● **Task requirements**
Transcribe the records below exactly.

● **Given data**
□ □ □

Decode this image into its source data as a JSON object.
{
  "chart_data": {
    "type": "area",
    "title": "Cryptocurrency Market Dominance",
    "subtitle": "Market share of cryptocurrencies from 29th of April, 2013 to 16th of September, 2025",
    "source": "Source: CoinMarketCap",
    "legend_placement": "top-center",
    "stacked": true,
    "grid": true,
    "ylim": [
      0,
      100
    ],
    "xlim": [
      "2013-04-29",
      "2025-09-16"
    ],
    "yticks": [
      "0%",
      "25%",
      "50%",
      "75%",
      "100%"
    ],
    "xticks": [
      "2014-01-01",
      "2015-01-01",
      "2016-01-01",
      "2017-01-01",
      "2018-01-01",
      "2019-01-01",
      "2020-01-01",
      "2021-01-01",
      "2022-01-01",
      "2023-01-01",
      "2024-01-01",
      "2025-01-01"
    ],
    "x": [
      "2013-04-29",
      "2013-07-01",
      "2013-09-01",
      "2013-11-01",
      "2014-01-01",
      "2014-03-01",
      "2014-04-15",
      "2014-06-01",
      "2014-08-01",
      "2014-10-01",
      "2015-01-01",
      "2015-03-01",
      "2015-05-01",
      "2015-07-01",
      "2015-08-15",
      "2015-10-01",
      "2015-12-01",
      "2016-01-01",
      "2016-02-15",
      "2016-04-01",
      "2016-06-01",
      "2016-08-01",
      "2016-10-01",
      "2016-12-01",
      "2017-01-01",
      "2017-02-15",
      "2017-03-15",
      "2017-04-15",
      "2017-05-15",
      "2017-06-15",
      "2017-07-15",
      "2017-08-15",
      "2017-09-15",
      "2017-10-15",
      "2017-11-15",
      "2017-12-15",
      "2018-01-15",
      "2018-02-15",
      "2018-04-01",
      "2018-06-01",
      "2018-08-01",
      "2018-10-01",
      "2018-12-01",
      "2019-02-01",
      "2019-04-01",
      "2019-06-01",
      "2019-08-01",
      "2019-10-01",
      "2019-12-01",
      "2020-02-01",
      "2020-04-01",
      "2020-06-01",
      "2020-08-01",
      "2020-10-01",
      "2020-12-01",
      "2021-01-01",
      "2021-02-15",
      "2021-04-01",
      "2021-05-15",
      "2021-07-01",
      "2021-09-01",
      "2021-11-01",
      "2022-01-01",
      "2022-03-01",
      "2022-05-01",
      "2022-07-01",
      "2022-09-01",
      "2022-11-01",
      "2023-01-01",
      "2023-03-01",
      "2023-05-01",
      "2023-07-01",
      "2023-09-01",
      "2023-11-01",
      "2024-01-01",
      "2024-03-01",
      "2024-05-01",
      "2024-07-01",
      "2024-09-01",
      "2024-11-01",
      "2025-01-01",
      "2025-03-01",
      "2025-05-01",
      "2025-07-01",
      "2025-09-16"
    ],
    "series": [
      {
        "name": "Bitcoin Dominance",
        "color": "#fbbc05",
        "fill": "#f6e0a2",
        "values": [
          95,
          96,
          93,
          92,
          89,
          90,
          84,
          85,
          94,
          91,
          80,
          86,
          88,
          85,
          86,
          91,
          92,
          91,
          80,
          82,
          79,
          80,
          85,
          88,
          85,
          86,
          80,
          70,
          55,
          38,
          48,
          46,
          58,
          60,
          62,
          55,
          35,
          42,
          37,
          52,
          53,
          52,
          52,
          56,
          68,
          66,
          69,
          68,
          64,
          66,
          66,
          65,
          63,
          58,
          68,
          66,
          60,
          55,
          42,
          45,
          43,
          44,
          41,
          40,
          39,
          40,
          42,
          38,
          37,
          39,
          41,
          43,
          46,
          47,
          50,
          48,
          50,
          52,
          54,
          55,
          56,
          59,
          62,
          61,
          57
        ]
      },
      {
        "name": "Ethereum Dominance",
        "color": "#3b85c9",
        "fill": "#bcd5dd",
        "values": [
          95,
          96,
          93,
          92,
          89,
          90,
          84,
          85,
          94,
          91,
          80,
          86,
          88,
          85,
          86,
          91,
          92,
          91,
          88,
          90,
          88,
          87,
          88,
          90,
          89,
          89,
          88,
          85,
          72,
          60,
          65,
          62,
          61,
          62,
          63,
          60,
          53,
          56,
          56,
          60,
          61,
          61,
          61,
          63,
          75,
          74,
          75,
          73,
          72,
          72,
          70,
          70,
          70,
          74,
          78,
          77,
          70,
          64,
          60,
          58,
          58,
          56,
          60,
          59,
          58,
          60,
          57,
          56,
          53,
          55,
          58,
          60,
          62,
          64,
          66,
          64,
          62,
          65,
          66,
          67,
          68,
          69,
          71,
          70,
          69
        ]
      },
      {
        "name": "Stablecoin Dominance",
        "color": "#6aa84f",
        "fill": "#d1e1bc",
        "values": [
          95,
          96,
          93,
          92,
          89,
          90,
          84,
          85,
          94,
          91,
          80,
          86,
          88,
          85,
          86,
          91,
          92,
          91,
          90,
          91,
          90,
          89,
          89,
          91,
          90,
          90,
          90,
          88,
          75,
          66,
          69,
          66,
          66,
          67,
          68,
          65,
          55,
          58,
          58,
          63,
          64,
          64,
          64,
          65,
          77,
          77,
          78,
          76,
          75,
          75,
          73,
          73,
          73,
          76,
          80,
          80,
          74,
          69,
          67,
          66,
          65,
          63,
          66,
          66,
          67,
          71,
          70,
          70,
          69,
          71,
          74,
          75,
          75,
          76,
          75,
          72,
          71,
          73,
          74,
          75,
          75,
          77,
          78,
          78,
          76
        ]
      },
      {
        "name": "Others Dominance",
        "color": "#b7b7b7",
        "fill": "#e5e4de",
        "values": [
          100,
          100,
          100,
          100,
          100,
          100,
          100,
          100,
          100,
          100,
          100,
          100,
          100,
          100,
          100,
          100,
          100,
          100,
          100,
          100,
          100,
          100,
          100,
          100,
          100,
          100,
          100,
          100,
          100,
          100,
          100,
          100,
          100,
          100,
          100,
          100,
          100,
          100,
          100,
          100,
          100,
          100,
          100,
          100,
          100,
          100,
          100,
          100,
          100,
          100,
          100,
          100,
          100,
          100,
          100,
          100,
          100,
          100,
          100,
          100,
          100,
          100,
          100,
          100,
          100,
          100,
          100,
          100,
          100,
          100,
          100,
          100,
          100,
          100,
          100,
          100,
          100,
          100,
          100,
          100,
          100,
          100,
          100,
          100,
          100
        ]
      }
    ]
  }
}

□ □ □

● **Task output**
Decode this image into its source data as a JSON object.
{
  "chart_data": {
    "type": "area",
    "title": "Cryptocurrency Market Dominance",
    "subtitle": "Market share of cryptocurrencies from 29th of April, 2013 to 16th of September, 2025",
    "source": "Source: CoinMarketCap",
    "legend_placement": "top-center",
    "stacked": true,
    "grid": true,
    "ylim": [
      0,
      100
    ],
    "xlim": [
      "2013-04-29",
      "2025-09-16"
    ],
    "yticks": [
      "0%",
      "25%",
      "50%",
      "75%",
      "100%"
    ],
    "xticks": [
      "2014-01-01",
      "2015-01-01",
      "2016-01-01",
      "2017-01-01",
      "2018-01-01",
      "2019-01-01",
      "2020-01-01",
      "2021-01-01",
      "2022-01-01",
      "2023-01-01",
      "2024-01-01",
      "2025-01-01"
    ],
    "x": [
      "2013-04-29",
      "2013-07-01",
      "2013-09-01",
      "2013-11-01",
      "2014-01-01",
      "2014-03-01",
      "2014-04-15",
      "2014-06-01",
      "2014-08-01",
      "2014-10-01",
      "2015-01-01",
      "2015-03-01",
      "2015-05-01",
      "2015-07-01",
      "2015-08-15",
      "2015-10-01",
      "2015-12-01",
      "2016-01-01",
      "2016-02-15",
      "2016-04-01",
      "2016-06-01",
      "2016-08-01",
      "2016-10-01",
      "2016-12-01",
      "2017-01-01",
      "2017-02-15",
      "2017-03-15",
      "2017-04-15",
      "2017-05-15",
      "2017-06-15",
      "2017-07-15",
      "2017-08-15",
      "2017-09-15",
      "2017-10-15",
      "2017-11-15",
      "2017-12-15",
      "2018-01-15",
      "2018-02-15",
      "2018-04-01",
      "2018-06-01",
      "2018-08-01",
      "2018-10-01",
      "2018-12-01",
      "2019-02-01",
      "2019-04-01",
      "2019-06-01",
      "2019-08-01",
      "2019-10-01",
      "2019-12-01",
      "2020-02-01",
      "2020-04-01",
      "2020-06-01",
      "2020-08-01",
      "2020-10-01",
      "2020-12-01",
      "2021-01-01",
      "2021-02-15",
      "2021-04-01",
      "2021-05-15",
      "2021-07-01",
      "2021-09-01",
      "2021-11-01",
      "2022-01-01",
      "2022-03-01",
      "2022-05-01",
      "2022-07-01",
      "2022-09-01",
      "2022-11-01",
      "2023-01-01",
      "2023-03-01",
      "2023-05-01",
      "2023-07-01",
      "2023-09-01",
      "2023-11-01",
      "2024-01-01",
      "2024-03-01",
      "2024-05-01",
      "2024-07-01",
      "2024-09-01",
      "2024-11-01",
      "2025-01-01",
      "2025-03-01",
      "2025-05-01",
      "2025-07-01",
      "2025-09-16"
    ],
    "series": [
      {
        "name": "Bitcoin Dominance",
        "color": "#fbbc05",
        "fill": "#f6e0a2",
        "values": [
          95,
          96,
          93,
          92,
          89,
          90,
          84,
          85,
          94,
          91,
          80,
          86,
          88,
          85,
          86,
          91,
          92,
          91,
          80,
          82,
          79,
          80,
          85,
          88,
          85,
          86,
          80,
          70,
          55,
          38,
          48,
          46,
          58,
          60,
          62,
          55,
          35,
          42,
          37,
          52,
          53,
          52,
          52,
          56,
          68,
          66,
          69,
          68,
          64,
          66,
          66,
          65,
          63,
          58,
          68,
          66,
          60,
          55,
          42,
          45,
          43,
          44,
          41,
          40,
          39,
          40,
          42,
          38,
          37,
          39,
          41,
          43,
          46,
          47,
          50,
          48,
          50,
          52,
          54,
          55,
          56,
          59,
          62,
          61,
          57
        ]
      },
      {
        "name": "Ethereum Dominance",
        "color": "#3b85c9",
        "fill": "#bcd5dd",
        "values": [
          95,
          96,
          93,
          92,
          89,
          90,
          84,
          85,
          94,
          91,
          80,
          86,
          88,
          85,
          86,
          91,
          92,
          91,
          88,
          90,
          88,
          87,
          88,
          90,
          89,
          89,
          88,
          85,
          72,
          60,
          65,
          62,
          61,
          62,
          63,
          60,
          53,
          56,
          56,
          60,
          61,
          61,
          61,
          63,
          75,
          74,
          75,
          73,
          72,
          72,
          70,
          70,
          70,
          74,
          78,
          77,
          70,
          64,
          60,
          58,
          58,
          56,
          60,
          59,
          58,
          60,
          57,
          56,
          53,
          55,
          58,
          60,
          62,
          64,
          66,
          64,
          62,
          65,
          66,
          67,
          68,
          69,
          71,
          70,
          69
        ]
      },
      {
        "name": "Stablecoin Dominance",
        "color": "#6aa84f",
        "fill": "#d1e1bc",
        "values": [
          95,
          96,
          93,
          92,
          89,
          90,
          84,
          85,
          94,
          91,
          80,
          86,
          88,
          85,
          86,
          91,
          92,
          91,
          90,
          91,
          90,
          89,
          89,
          91,
          90,
          90,
          90,
          88,
          75,
          66,
          69,
          66,
          66,
          67,
          68,
          65,
          55,
          58,
          58,
          63,
          64,
          64,
          64,
          65,
          77,
          77,
          78,
          76,
          75,
          75,
          73,
          73,
          73,
          76,
          80,
          80,
          74,
          69,
          67,
          66,
          65,
          63,
          66,
          66,
          67,
          71,
          70,
          70,
          69,
          71,
          74,
          75,
          75,
          76,
          75,
          72,
          71,
          73,
          74,
          75,
          75,
          77,
          78,
          78,
          76
        ]
      },
      {
        "name": "Others Dominance",
        "color": "#b7b7b7",
        "fill": "#e5e4de",
        "values": [
          100,
          100,
          100,
          100,
          100,
          100,
          100,
          100,
          100,
          100,
          100,
          100,
          100,
          100,
          100,
          100,
          100,
          100,
          100,
          100,
          100,
          100,
          100,
          100,
          100,
          100,
          100,
          100,
          100,
          100,
          100,
          100,
          100,
          100,
          100,
          100,
          100,
          100,
          100,
          100,
          100,
          100,
          100,
          100,
          100,
          100,
          100,
          100,
          100,
          100,
          100,
          100,
          100,
          100,
          100,
          100,
          100,
          100,
          100,
          100,
          100,
          100,
          100,
          100,
          100,
          100,
          100,
          100,
          100,
          100,
          100,
          100,
          100,
          100,
          100,
          100,
          100,
          100,
          100,
          100,
          100,
          100,
          100,
          100,
          100
        ]
      }
    ]
  }
}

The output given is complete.